-- Start Dataset entries --
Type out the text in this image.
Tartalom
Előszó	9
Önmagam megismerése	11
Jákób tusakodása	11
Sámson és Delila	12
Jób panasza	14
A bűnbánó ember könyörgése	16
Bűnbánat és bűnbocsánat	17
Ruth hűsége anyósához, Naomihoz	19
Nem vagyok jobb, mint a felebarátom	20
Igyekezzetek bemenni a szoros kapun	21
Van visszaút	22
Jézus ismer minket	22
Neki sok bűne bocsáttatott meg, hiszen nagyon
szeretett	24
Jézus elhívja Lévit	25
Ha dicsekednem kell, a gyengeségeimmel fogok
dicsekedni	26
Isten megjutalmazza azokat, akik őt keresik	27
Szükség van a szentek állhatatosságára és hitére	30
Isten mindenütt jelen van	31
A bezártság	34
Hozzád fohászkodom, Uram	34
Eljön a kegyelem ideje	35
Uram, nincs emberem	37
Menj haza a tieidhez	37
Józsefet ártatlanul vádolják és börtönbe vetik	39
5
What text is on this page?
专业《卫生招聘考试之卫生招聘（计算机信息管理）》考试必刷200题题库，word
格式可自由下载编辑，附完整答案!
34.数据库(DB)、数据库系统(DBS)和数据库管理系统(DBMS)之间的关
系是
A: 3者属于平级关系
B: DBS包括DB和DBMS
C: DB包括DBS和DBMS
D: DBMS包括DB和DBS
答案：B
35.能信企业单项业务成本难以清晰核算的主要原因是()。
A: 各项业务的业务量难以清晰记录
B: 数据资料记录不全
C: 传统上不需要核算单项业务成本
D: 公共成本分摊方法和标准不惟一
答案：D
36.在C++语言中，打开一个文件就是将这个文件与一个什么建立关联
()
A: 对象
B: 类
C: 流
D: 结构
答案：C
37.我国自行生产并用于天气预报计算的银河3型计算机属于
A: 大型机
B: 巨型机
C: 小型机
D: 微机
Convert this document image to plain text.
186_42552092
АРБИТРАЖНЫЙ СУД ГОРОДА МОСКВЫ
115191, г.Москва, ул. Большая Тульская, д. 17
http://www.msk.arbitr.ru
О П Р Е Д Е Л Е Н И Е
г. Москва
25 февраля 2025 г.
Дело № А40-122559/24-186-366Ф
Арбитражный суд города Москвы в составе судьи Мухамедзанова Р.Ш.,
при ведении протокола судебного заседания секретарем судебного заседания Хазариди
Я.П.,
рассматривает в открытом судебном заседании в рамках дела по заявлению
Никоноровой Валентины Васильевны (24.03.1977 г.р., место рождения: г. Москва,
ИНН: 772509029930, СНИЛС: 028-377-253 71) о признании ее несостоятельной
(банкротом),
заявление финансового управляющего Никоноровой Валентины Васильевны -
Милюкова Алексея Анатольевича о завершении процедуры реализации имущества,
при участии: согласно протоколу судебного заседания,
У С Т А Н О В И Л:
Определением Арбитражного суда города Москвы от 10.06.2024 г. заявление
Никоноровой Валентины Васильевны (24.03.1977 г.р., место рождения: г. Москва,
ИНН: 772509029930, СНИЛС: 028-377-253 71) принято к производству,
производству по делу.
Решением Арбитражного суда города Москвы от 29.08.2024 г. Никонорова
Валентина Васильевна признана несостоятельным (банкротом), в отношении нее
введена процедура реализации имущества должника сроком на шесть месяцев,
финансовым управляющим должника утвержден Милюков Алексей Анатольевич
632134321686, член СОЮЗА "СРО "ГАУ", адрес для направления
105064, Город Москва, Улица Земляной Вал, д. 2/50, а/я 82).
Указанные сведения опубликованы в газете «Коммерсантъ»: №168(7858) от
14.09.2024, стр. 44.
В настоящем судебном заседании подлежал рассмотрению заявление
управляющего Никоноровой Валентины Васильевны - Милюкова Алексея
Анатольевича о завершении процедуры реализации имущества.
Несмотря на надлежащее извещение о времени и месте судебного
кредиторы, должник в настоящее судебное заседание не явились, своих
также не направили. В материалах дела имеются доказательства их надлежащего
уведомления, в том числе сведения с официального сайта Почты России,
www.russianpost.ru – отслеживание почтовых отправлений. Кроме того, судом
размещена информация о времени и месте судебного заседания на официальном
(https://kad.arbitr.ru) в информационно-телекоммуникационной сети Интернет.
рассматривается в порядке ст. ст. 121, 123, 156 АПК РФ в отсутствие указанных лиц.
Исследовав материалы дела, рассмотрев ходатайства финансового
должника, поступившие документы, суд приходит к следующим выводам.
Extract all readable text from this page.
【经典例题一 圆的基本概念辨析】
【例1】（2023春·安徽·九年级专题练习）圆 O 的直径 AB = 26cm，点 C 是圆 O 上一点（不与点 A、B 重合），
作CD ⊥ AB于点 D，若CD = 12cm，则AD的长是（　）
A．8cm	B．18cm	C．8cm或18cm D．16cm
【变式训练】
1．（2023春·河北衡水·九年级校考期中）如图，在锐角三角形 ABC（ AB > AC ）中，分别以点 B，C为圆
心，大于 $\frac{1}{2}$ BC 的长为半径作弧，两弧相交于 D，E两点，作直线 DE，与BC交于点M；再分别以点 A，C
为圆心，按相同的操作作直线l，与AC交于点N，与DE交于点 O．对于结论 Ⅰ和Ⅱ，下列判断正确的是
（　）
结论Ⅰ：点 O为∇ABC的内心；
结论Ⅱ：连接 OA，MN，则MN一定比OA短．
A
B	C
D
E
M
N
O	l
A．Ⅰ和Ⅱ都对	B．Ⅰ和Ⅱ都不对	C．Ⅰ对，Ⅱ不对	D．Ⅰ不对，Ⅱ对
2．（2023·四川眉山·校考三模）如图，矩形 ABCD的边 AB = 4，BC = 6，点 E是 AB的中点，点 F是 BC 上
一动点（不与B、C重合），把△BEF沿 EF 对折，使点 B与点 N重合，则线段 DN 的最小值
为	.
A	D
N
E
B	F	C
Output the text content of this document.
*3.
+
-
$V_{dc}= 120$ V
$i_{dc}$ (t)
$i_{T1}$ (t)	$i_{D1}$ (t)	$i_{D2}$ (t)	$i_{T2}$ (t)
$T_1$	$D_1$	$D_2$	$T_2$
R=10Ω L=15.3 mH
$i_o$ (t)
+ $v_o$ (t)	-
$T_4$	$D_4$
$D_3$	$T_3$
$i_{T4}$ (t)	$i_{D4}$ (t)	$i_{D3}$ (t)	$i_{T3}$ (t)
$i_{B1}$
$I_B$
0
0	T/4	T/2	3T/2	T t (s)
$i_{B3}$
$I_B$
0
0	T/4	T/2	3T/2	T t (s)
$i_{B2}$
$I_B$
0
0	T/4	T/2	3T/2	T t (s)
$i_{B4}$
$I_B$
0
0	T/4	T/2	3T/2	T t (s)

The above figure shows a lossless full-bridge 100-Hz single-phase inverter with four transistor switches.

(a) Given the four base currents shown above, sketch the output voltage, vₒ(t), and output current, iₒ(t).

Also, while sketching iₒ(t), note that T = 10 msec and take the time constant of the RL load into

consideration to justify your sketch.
-- End Dataset entries --
• [What to produce]: Say how many lines in this material hold "дела", and say nothing else.

• [Problem solution]: 3